• WHAT IS BEING ASKED:
All of the material below is to be repeated exactly.

(Raw records)
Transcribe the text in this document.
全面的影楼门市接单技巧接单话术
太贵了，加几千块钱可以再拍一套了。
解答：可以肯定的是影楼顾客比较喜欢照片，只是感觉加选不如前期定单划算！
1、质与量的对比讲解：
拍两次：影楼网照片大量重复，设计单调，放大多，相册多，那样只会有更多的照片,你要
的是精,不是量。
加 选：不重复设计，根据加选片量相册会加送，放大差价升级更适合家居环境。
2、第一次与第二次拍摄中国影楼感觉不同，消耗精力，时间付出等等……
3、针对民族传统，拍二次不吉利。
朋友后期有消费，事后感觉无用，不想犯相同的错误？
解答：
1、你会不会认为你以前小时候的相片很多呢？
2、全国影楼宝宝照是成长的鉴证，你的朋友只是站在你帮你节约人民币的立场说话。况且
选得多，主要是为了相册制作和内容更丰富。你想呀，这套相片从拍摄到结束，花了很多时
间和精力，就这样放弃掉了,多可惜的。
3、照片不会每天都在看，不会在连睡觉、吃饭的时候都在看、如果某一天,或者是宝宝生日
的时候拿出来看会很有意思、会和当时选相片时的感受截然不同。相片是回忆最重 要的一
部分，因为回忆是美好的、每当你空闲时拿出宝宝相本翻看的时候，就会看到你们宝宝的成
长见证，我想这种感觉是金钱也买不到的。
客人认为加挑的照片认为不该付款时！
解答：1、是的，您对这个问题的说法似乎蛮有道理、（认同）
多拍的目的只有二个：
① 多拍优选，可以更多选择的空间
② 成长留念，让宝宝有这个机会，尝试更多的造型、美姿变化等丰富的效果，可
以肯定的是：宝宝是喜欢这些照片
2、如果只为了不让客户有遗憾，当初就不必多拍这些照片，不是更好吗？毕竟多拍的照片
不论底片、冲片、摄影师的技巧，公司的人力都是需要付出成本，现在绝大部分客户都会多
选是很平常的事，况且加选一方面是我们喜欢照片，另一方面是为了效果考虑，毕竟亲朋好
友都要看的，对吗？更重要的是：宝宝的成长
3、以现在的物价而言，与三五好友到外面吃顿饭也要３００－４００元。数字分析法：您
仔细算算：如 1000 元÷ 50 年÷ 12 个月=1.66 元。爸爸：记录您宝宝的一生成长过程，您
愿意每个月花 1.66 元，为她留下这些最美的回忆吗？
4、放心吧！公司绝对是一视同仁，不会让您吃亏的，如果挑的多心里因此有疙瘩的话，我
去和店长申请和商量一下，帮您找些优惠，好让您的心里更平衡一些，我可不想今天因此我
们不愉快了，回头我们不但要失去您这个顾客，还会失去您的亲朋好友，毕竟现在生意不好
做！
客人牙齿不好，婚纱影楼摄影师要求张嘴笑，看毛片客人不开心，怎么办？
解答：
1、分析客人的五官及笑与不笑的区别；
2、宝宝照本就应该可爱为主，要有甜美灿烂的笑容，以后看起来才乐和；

• WRITTEN ANSWER:
Transcribe the text in this document.
全面的影楼门市接单技巧接单话术
太贵了，加几千块钱可以再拍一套了。
解答：可以肯定的是影楼顾客比较喜欢照片，只是感觉加选不如前期定单划算！
1、质与量的对比讲解：
拍两次：影楼网照片大量重复，设计单调，放大多，相册多，那样只会有更多的照片,你要
的是精,不是量。
加 选：不重复设计，根据加选片量相册会加送，放大差价升级更适合家居环境。
2、第一次与第二次拍摄中国影楼感觉不同，消耗精力，时间付出等等……
3、针对民族传统，拍二次不吉利。
朋友后期有消费，事后感觉无用，不想犯相同的错误？
解答：
1、你会不会认为你以前小时候的相片很多呢？
2、全国影楼宝宝照是成长的鉴证，你的朋友只是站在你帮你节约人民币的立场说话。况且
选得多，主要是为了相册制作和内容更丰富。你想呀，这套相片从拍摄到结束，花了很多时
间和精力，就这样放弃掉了,多可惜的。
3、照片不会每天都在看，不会在连睡觉、吃饭的时候都在看、如果某一天,或者是宝宝生日
的时候拿出来看会很有意思、会和当时选相片时的感受截然不同。相片是回忆最重 要的一
部分，因为回忆是美好的、每当你空闲时拿出宝宝相本翻看的时候，就会看到你们宝宝的成
长见证，我想这种感觉是金钱也买不到的。
客人认为加挑的照片认为不该付款时！
解答：1、是的，您对这个问题的说法似乎蛮有道理、（认同）
多拍的目的只有二个：
① 多拍优选，可以更多选择的空间
② 成长留念，让宝宝有这个机会，尝试更多的造型、美姿变化等丰富的效果，可
以肯定的是：宝宝是喜欢这些照片
2、如果只为了不让客户有遗憾，当初就不必多拍这些照片，不是更好吗？毕竟多拍的照片
不论底片、冲片、摄影师的技巧，公司的人力都是需要付出成本，现在绝大部分客户都会多
选是很平常的事，况且加选一方面是我们喜欢照片，另一方面是为了效果考虑，毕竟亲朋好
友都要看的，对吗？更重要的是：宝宝的成长
3、以现在的物价而言，与三五好友到外面吃顿饭也要３００－４００元。数字分析法：您
仔细算算：如 1000 元÷ 50 年÷ 12 个月=1.66 元。爸爸：记录您宝宝的一生成长过程，您
愿意每个月花 1.66 元，为她留下这些最美的回忆吗？
4、放心吧！公司绝对是一视同仁，不会让您吃亏的，如果挑的多心里因此有疙瘩的话，我
去和店长申请和商量一下，帮您找些优惠，好让您的心里更平衡一些，我可不想今天因此我
们不愉快了，回头我们不但要失去您这个顾客，还会失去您的亲朋好友，毕竟现在生意不好
做！
客人牙齿不好，婚纱影楼摄影师要求张嘴笑，看毛片客人不开心，怎么办？
解答：
1、分析客人的五官及笑与不笑的区别；
2、宝宝照本就应该可爱为主，要有甜美灿烂的笑容，以后看起来才乐和；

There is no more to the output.